Reproduce each line exactly.

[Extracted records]
■ ■ ■

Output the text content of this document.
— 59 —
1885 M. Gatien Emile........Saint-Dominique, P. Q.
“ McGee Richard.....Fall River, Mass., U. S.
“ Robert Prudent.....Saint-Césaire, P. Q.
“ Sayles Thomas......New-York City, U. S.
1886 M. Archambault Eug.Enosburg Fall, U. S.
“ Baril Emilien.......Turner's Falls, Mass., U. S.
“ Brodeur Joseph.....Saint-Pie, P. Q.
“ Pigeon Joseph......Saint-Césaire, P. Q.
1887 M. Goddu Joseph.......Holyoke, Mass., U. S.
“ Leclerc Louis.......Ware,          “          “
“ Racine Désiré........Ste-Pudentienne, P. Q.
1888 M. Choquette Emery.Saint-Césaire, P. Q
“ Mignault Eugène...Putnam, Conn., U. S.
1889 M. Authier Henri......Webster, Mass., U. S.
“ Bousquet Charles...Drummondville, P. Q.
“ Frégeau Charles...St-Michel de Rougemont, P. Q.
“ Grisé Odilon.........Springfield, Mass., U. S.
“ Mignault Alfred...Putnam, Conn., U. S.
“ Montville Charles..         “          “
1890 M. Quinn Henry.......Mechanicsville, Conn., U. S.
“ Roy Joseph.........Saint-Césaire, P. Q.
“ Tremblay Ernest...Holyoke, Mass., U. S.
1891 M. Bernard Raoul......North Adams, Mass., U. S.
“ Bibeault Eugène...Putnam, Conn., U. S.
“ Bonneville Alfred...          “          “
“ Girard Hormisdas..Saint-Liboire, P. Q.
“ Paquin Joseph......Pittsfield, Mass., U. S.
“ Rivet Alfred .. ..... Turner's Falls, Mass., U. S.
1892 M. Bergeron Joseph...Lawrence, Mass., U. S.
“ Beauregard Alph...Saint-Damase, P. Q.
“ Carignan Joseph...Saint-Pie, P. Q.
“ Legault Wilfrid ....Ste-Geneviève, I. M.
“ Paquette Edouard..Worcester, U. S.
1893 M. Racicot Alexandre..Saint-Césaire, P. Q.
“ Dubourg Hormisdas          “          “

■ ■ ■

§ Result for this task
Output the text content of this document.
— 59 —
1885 M. Gatien Emile........Saint-Dominique, P. Q.
“ McGee Richard.....Fall River, Mass., U. S.
“ Robert Prudent.....Saint-Césaire, P. Q.
“ Sayles Thomas......New-York City, U. S.
1886 M. Archambault Eug.Enosburg Fall, U. S.
“ Baril Emilien.......Turner's Falls, Mass., U. S.
“ Brodeur Joseph.....Saint-Pie, P. Q.
“ Pigeon Joseph......Saint-Césaire, P. Q.
1887 M. Goddu Joseph.......Holyoke, Mass., U. S.
“ Leclerc Louis.......Ware,          “          “
“ Racine Désiré........Ste-Pudentienne, P. Q.
1888 M. Choquette Emery.Saint-Césaire, P. Q
“ Mignault Eugène...Putnam, Conn., U. S.
1889 M. Authier Henri......Webster, Mass., U. S.
“ Bousquet Charles...Drummondville, P. Q.
“ Frégeau Charles...St-Michel de Rougemont, P. Q.
“ Grisé Odilon.........Springfield, Mass., U. S.
“ Mignault Alfred...Putnam, Conn., U. S.
“ Montville Charles..         “          “
1890 M. Quinn Henry.......Mechanicsville, Conn., U. S.
“ Roy Joseph.........Saint-Césaire, P. Q.
“ Tremblay Ernest...Holyoke, Mass., U. S.
1891 M. Bernard Raoul......North Adams, Mass., U. S.
“ Bibeault Eugène...Putnam, Conn., U. S.
“ Bonneville Alfred...          “          “
“ Girard Hormisdas..Saint-Liboire, P. Q.
“ Paquin Joseph......Pittsfield, Mass., U. S.
“ Rivet Alfred .. ..... Turner's Falls, Mass., U. S.
1892 M. Bergeron Joseph...Lawrence, Mass., U. S.
“ Beauregard Alph...Saint-Damase, P. Q.
“ Carignan Joseph...Saint-Pie, P. Q.
“ Legault Wilfrid ....Ste-Geneviève, I. M.
“ Paquette Edouard..Worcester, U. S.
1893 M. Racicot Alexandre..Saint-Césaire, P. Q.
“ Dubourg Hormisdas          “          “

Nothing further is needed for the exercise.